§ **TASK DATA**:
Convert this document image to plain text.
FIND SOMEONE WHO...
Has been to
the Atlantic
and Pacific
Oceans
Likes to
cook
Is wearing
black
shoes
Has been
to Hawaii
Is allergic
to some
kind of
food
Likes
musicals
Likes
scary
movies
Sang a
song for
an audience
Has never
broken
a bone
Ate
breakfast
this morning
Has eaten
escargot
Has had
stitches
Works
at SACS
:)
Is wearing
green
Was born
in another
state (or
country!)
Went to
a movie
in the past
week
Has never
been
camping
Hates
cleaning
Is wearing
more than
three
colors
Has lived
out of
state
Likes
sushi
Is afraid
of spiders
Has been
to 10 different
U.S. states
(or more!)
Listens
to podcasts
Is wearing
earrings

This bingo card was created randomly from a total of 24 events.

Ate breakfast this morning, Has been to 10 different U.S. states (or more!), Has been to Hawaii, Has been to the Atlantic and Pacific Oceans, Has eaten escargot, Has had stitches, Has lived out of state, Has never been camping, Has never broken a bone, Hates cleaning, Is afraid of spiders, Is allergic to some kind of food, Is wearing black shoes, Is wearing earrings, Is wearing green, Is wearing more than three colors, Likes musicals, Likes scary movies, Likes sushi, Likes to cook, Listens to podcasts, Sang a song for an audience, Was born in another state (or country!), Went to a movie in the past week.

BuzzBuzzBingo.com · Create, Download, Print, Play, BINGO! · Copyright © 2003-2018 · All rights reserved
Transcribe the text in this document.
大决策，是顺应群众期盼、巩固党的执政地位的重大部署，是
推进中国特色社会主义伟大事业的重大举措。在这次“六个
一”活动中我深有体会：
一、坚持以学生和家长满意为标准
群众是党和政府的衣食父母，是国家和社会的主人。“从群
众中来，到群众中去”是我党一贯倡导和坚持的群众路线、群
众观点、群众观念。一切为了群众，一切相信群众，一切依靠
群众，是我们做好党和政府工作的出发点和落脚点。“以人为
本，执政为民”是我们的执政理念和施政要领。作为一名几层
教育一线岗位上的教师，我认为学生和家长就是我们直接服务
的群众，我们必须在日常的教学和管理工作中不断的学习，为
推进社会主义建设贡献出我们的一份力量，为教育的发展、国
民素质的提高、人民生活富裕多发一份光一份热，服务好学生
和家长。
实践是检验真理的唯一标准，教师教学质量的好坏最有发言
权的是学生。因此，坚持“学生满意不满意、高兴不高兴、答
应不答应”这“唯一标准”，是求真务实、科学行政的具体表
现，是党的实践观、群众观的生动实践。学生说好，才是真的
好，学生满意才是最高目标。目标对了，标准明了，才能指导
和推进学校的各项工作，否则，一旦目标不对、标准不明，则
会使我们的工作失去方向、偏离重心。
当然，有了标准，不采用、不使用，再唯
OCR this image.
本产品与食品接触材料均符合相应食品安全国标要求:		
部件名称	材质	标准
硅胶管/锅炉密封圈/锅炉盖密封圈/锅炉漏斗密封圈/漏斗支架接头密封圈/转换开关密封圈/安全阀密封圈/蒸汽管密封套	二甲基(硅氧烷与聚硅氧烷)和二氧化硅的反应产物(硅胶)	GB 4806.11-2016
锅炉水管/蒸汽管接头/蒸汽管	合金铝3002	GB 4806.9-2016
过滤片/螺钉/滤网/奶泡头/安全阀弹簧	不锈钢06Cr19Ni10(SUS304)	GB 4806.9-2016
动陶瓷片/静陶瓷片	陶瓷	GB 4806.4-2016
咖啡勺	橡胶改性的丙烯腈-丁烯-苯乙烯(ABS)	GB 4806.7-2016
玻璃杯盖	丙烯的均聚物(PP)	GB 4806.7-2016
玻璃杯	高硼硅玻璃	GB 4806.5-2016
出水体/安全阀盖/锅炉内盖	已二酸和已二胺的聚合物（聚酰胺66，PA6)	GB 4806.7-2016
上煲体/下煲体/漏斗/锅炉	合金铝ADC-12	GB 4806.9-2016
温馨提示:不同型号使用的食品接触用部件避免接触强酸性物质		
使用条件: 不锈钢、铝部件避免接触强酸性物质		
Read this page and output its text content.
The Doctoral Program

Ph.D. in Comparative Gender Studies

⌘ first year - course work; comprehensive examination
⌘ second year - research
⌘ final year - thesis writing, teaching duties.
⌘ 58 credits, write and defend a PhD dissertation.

§ **EXERCISE REQUIREMENTS**: Read the entries and pick out all lines that include the word "Pacific".

§ **ANSWER TO THIS EXERCISE**:
and Pacific
Ate breakfast this morning, Has been to 10 different U.S. states (or more!), Has been to Hawaii, Has been to the Atlantic and Pacific Oceans, Has eaten escargot, Has had stitches, Has lived out of state, Has never been camping, Has never broken a bone, Hates cleaning, Is afraid of spiders, Is allergic to some kind of food, Is wearing black shoes, Is wearing earrings, Is wearing green, Is wearing more than three colors, Likes musicals, Likes scary movies, Likes sushi, Likes to cook, Listens to podcasts, Sang a song for an audience, Was born in another state (or country!), Went to a movie in the past week.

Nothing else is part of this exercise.